=== RECORDS PROVIDED ===
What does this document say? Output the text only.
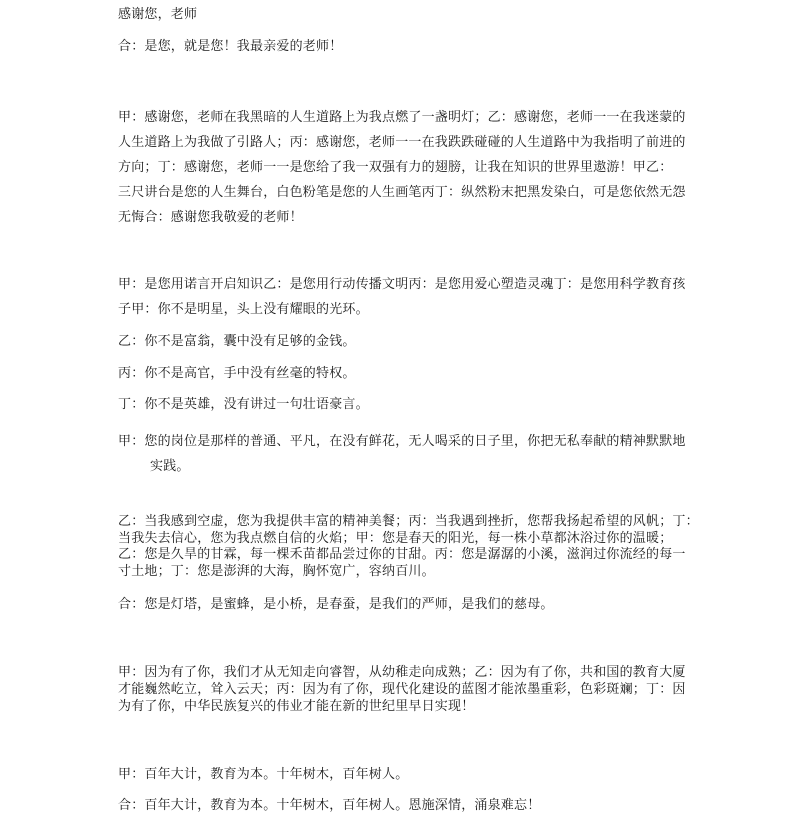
感谢您，老师
合：是您，就是您！我最亲爱的老师！
甲：感谢您，老师在我黑暗的人生道路上为我点燃了一盏明灯；乙：感谢您，老师一一在我迷蒙的
人生道路上为我做了引路人；丙：感谢您，老师一一在我跌跌碰碰的人生道路中为我指明了前进的
方向；丁：感谢您，老师一一是您给了我一双强有力的翅膀，让我在知识的世界里遨游！甲乙：
三尺讲台是您的人生舞台，白色粉笔是您的人生画笔丙丁：纵然粉末把黑发染白，可是您依然无怨
无悔合：感谢您我敬爱的老师！
甲：是您用诺言开启知识乙：是您用行动传播文明丙：是您用爱心塑造灵魂丁：是您用科学教育孩
子甲：你不是明星，头上没有耀眼的光环。
乙：你不是富翁，囊中没有足够的金钱。
丙：你不是高官，手中没有丝毫的特权。
丁：你不是英雄，没有讲过一句壮语豪言。
甲：您的岗位是那样的普通、平凡，在没有鲜花，无人喝采的日子里，你把无私奉献的精神默默地
实践。
乙：当我感到空虚，您为我提供丰富的精神美餐；丙：当我遇到挫折，您帮我扬起希望的风帆；丁：
当我失去信心，您为我点燃自信的火焰；甲：您是春天的阳光，每一株小草都沐浴过你的温暖；
乙：您是久旱的甘霖，每一棵禾苗都品尝过你的甘甜。丙：您是潺潺的小溪，滋润过你流经的每一
寸土地；丁：您是澎湃的大海，胸怀宽广，容纳百川。
合：您是灯塔，是蜜蜂，是小桥，是春蚕，是我们的严师，是我们的慈母。
甲：因为有了你，我们才从无知走向睿智，从幼稚走向成熟；乙：因为有了你，共和国的教育大厦
才能巍然屹立，耸入云天；丙：因为有了你，现代化建设的蓝图才能浓墨重彩，色彩斑斓；丁：因
为有了你，中华民族复兴的伟业才能在新的世纪里早日实现！
甲：百年大计，教育为本。十年树木，百年树人。
合：百年大计，教育为本。十年树木，百年树人。恩施深情，涌泉难忘！
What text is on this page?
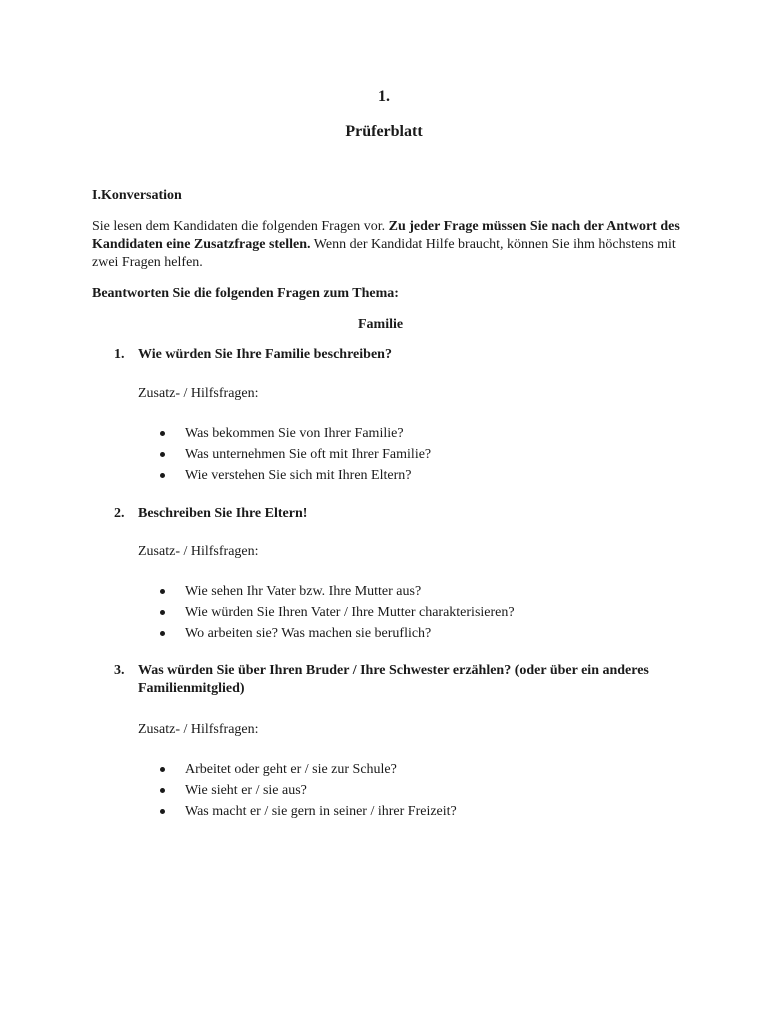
1.
Prüferblatt
I.Konversation
Sie lesen dem Kandidaten die folgenden Fragen vor. Zu jeder Frage müssen Sie nach der Antwort des Kandidaten eine Zusatzfrage stellen. Wenn der Kandidat Hilfe braucht, können Sie ihm höchstens mit zwei Fragen helfen.
Beantworten Sie die folgenden Fragen zum Thema:
Familie
1. Wie würden Sie Ihre Familie beschreiben?
Zusatz- / Hilfsfragen:
Was bekommen Sie von Ihrer Familie?
Was unternehmen Sie oft mit Ihrer Familie?
Wie verstehen Sie sich mit Ihren Eltern?
2. Beschreiben Sie Ihre Eltern!
Zusatz- / Hilfsfragen:
Wie sehen Ihr Vater bzw. Ihre Mutter aus?
Wie würden Sie Ihren Vater / Ihre Mutter charakterisieren?
Wo arbeiten sie? Was machen sie beruflich?
3. Was würden Sie über Ihren Bruder / Ihre Schwester erzählen? (oder über ein anderes Familienmitglied)
Zusatz- / Hilfsfragen:
Arbeitet oder geht er / sie zur Schule?
Wie sieht er / sie aus?
Was macht er / sie gern in seiner / ihrer Freizeit?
===
- **WHAT TO PRODUCE**
Pick out the lines containing the string "因为有了你".

- **RESULT FOR THIS TASK**
甲：因为有了你，我们才从无知走向睿智，从幼稚走向成熟；乙：因为有了你，共和国的教育大厦
才能巍然屹立，耸入云天；丙：因为有了你，现代化建设的蓝图才能浓墨重彩，色彩斑斓；丁：因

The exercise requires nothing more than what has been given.